* Exercise task
Tally the lines that hold the string "gian", and reply with the count alone.
-- START --
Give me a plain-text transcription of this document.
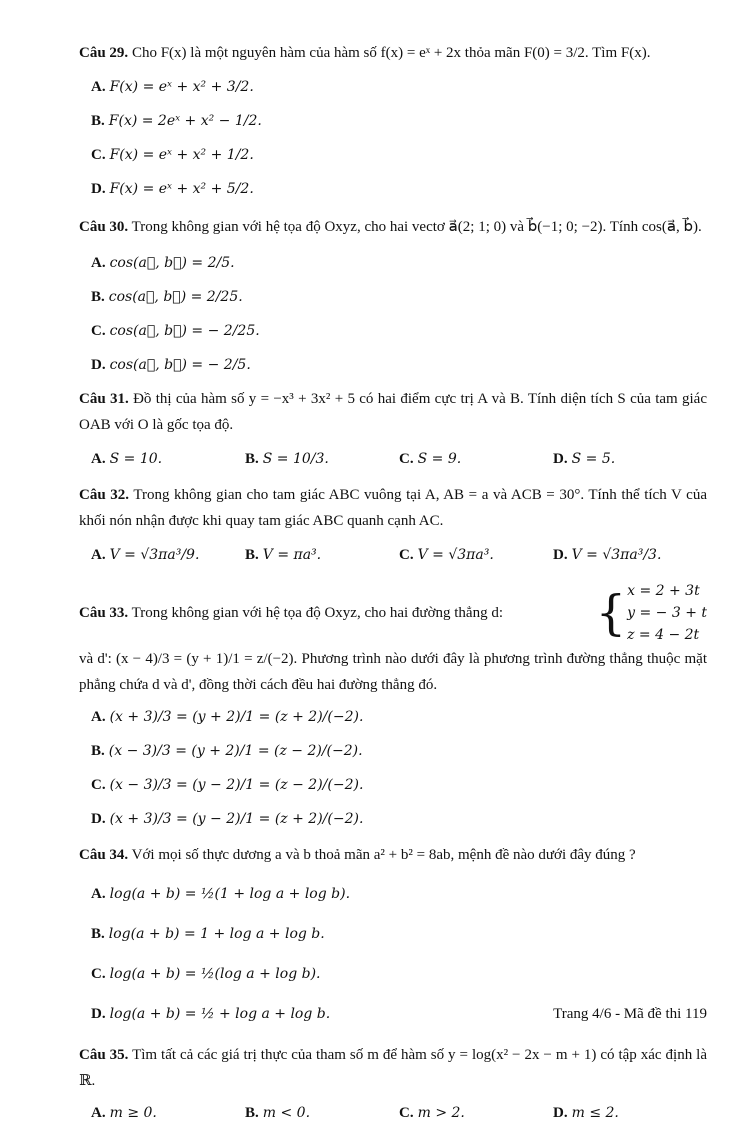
Câu 29. Cho F(x) là một nguyên hàm của hàm số f(x) = eˣ + 2x thỏa mãn F(0) = 3/2. Tìm F(x).
A. F(x) = eˣ + x² + 3/2.
B. F(x) = 2eˣ + x² − 1/2.
C. F(x) = eˣ + x² + 1/2.
D. F(x) = eˣ + x² + 5/2.
Câu 30. Trong không gian với hệ tọa độ Oxyz, cho hai vectơ a⃗(2; 1; 0) và b⃗(−1; 0; −2). Tính cos(a⃗, b⃗).
A. cos(a⃗, b⃗) = 2/5.
B. cos(a⃗, b⃗) = 2/25.
C. cos(a⃗, b⃗) = − 2/25.
D. cos(a⃗, b⃗) = − 2/5.
Câu 31. Đồ thị của hàm số y = −x³ + 3x² + 5 có hai điểm cực trị A và B. Tính diện tích S của tam giác OAB với O là gốc tọa độ.
A. S = 10.	B. S = 10/3.	C. S = 9.	D. S = 5.
Câu 32. Trong không gian cho tam giác ABC vuông tại A, AB = a và ACB = 30°. Tính thể tích V của khối nón nhận được khi quay tam giác ABC quanh cạnh AC.
A. V = √3πa³/9.	B. V = πa³.	C. V = √3πa³.	D. V = √3πa³/3.
Câu 33. Trong không gian với hệ tọa độ Oxyz, cho hai đường thẳng d: { x = 2 + 3t
y = − 3 + t
z = 4 − 2t
và d': (x − 4)/3 = (y + 1)/1 = z/(−2). Phương trình nào dưới đây là phương trình đường thẳng thuộc mặt phẳng chứa d và d', đồng thời cách đều hai đường thẳng đó.
A. (x + 3)/3 = (y + 2)/1 = (z + 2)/(−2).
B. (x − 3)/3 = (y + 2)/1 = (z − 2)/(−2).
C. (x − 3)/3 = (y − 2)/1 = (z − 2)/(−2).
D. (x + 3)/3 = (y − 2)/1 = (z + 2)/(−2).
Câu 34. Với mọi số thực dương a và b thoả mãn a² + b² = 8ab, mệnh đề nào dưới đây đúng ?
A. log(a + b) = ½(1 + log a + log b).
B. log(a + b) = 1 + log a + log b.
C. log(a + b) = ½(log a + log b).
D. log(a + b) = ½ + log a + log b.
Câu 35. Tìm tất cả các giá trị thực của tham số m để hàm số y = log(x² − 2x − m + 1) có tập xác định là ℝ.
A. m ≥ 0.	B. m < 0.	C. m > 2.	D. m ≤ 2.
Trang 4/6 - Mã đề thi 119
-- END --
* Final answer
3